GOAL OF THE EXERCISE:
Copy the records that follow exactly as written, but not their pictures.

(Data excerpts)
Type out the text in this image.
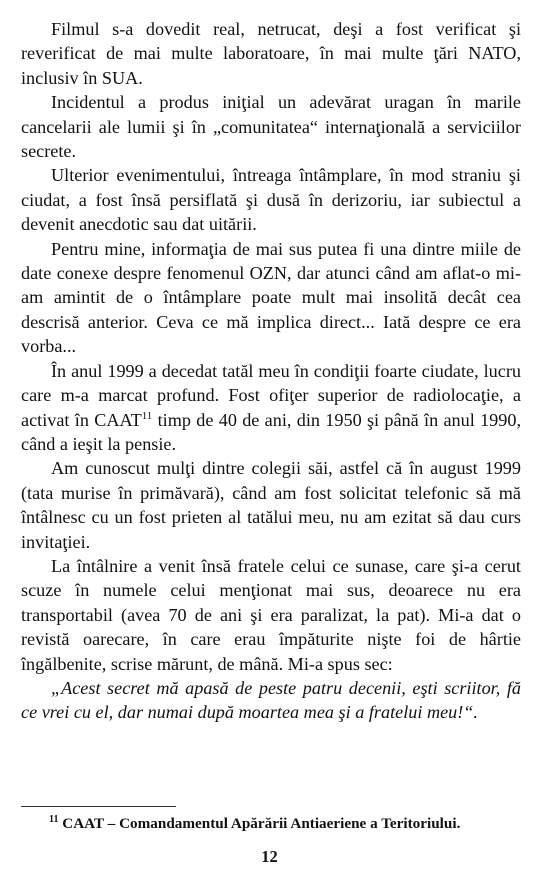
Filmul s-a dovedit real, netrucat, deşi a fost verificat şi reverificat de mai multe laboratoare, în mai multe ţări NATO, inclusiv în SUA.

Incidentul a produs iniţial un adevărat uragan în marile cancelarii ale lumii şi în „comunitatea“ internaţională a serviciilor secrete.

Ulterior evenimentului, întreaga întâmplare, în mod straniu şi ciudat, a fost însă persiflată şi dusă în derizoriu, iar subiectul a devenit anecdotic sau dat uitării.

Pentru mine, informaţia de mai sus putea fi una dintre miile de date conexe despre fenomenul OZN, dar atunci când am aflat-o mi-am amintit de o întâmplare poate mult mai insolită decât cea descrisă anterior. Ceva ce mă implica direct... Iată despre ce era vorba...

În anul 1999 a decedat tatăl meu în condiţii foarte ciudate, lucru care m-a marcat profund. Fost ofiţer superior de radiolocaţie, a activat în CAAT$^{11}$ timp de 40 de ani, din 1950 şi până în anul 1990, când a ieşit la pensie.

Am cunoscut mulţi dintre colegii săi, astfel că în august 1999 (tata murise în primăvară), când am fost solicitat telefonic să mă întâlnesc cu un fost prieten al tatălui meu, nu am ezitat să dau curs invitaţiei.

La întâlnire a venit însă fratele celui ce sunase, care şi-a cerut scuze în numele celui menţionat mai sus, deoarece nu era transportabil (avea 70 de ani şi era paralizat, la pat). Mi-a dat o revistă oarecare, în care erau împăturite nişte foi de hârtie îngălbenite, scrise mărunt, de mână. Mi-a spus sec:

„Acest secret mă apasă de peste patru decenii, eşti scriitor, fă ce vrei cu el, dar numai după moartea mea şi a fratelui meu!“.

$^{11}$ CAAT – Comandamentul Apărării Antiaeriene a Teritoriului.
12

IN RESPONSE:
Type out the text in this image.
Filmul s-a dovedit real, netrucat, deşi a fost verificat şi reverificat de mai multe laboratoare, în mai multe ţări NATO, inclusiv în SUA.

Incidentul a produs iniţial un adevărat uragan în marile cancelarii ale lumii şi în „comunitatea“ internaţională a serviciilor secrete.

Ulterior evenimentului, întreaga întâmplare, în mod straniu şi ciudat, a fost însă persiflată şi dusă în derizoriu, iar subiectul a devenit anecdotic sau dat uitării.

Pentru mine, informaţia de mai sus putea fi una dintre miile de date conexe despre fenomenul OZN, dar atunci când am aflat-o mi-am amintit de o întâmplare poate mult mai insolită decât cea descrisă anterior. Ceva ce mă implica direct... Iată despre ce era vorba...

În anul 1999 a decedat tatăl meu în condiţii foarte ciudate, lucru care m-a marcat profund. Fost ofiţer superior de radiolocaţie, a activat în CAAT$^{11}$ timp de 40 de ani, din 1950 şi până în anul 1990, când a ieşit la pensie.

Am cunoscut mulţi dintre colegii săi, astfel că în august 1999 (tata murise în primăvară), când am fost solicitat telefonic să mă întâlnesc cu un fost prieten al tatălui meu, nu am ezitat să dau curs invitaţiei.

La întâlnire a venit însă fratele celui ce sunase, care şi-a cerut scuze în numele celui menţionat mai sus, deoarece nu era transportabil (avea 70 de ani şi era paralizat, la pat). Mi-a dat o revistă oarecare, în care erau împăturite nişte foi de hârtie îngălbenite, scrise mărunt, de mână. Mi-a spus sec:

„Acest secret mă apasă de peste patru decenii, eşti scriitor, fă ce vrei cu el, dar numai după moartea mea şi a fratelui meu!“.

$^{11}$ CAAT – Comandamentul Apărării Antiaeriene a Teritoriului.
12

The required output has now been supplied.